▶ **What this task involves**
Your answer should be a single number: the count of lines that include the word "text".

▶ **Given entries**
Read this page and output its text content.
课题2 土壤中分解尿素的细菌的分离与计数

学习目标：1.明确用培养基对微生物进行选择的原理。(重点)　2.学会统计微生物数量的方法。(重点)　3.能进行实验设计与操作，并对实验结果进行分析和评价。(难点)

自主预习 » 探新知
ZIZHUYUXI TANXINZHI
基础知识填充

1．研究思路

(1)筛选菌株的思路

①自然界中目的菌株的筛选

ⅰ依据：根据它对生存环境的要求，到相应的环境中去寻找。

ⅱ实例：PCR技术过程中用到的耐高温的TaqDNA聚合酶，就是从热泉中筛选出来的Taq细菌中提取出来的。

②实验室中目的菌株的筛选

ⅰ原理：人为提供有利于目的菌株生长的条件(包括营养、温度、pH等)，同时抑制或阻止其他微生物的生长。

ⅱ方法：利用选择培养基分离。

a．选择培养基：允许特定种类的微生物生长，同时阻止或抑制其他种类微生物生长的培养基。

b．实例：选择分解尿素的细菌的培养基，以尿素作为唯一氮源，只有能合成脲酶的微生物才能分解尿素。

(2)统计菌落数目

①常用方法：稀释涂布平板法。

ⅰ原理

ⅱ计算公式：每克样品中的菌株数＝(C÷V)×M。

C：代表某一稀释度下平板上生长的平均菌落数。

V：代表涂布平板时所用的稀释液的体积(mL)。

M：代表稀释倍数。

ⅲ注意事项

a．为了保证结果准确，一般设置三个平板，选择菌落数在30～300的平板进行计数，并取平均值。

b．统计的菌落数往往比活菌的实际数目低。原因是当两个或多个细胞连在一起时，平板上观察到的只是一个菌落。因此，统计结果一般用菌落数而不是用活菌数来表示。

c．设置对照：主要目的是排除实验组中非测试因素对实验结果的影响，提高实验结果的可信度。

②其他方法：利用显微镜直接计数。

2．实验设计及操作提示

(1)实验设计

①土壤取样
...
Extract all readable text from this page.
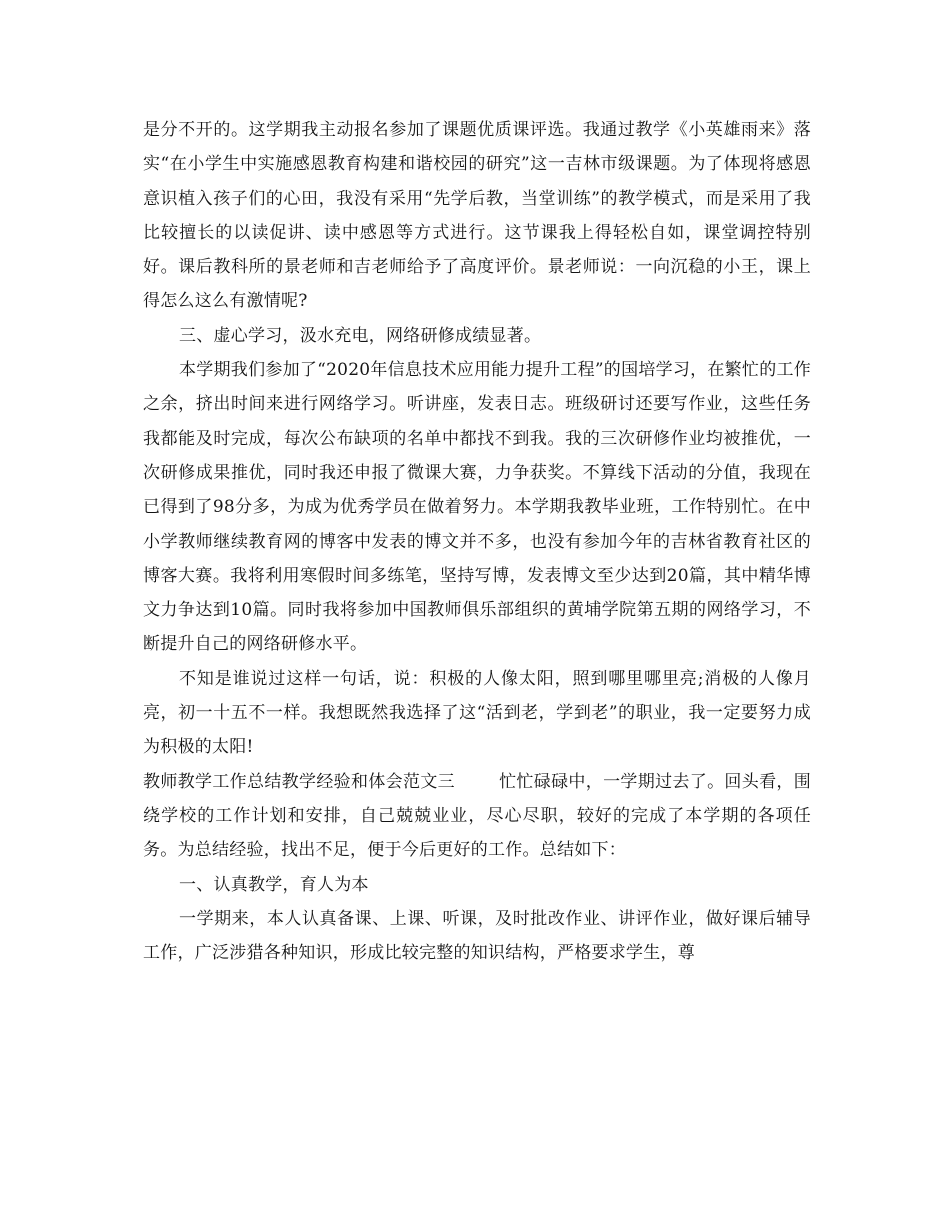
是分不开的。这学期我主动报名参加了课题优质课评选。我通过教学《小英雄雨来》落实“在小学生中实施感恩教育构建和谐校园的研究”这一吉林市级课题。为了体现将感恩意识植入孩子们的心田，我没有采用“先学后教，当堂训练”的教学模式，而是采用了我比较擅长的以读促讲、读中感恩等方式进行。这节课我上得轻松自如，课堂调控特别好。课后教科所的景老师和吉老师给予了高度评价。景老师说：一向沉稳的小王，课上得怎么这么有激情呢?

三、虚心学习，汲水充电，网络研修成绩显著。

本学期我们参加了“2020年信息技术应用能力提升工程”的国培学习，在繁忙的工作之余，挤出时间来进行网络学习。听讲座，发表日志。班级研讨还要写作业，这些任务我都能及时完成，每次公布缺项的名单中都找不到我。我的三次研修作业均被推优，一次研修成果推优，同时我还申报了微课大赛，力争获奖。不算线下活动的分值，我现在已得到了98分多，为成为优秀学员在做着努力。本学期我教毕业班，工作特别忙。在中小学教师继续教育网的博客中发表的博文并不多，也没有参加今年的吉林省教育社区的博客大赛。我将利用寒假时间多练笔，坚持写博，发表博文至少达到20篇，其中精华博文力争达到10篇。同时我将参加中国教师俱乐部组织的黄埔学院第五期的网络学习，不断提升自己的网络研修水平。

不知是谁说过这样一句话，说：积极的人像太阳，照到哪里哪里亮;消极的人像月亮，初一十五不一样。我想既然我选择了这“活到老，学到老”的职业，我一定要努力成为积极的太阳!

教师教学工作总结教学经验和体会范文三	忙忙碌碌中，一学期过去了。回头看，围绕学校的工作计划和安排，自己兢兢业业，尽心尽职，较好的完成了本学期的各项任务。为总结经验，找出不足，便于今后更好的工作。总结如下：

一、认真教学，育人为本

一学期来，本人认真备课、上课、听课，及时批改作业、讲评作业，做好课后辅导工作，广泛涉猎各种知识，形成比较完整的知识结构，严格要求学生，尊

▶ **The completed task**
2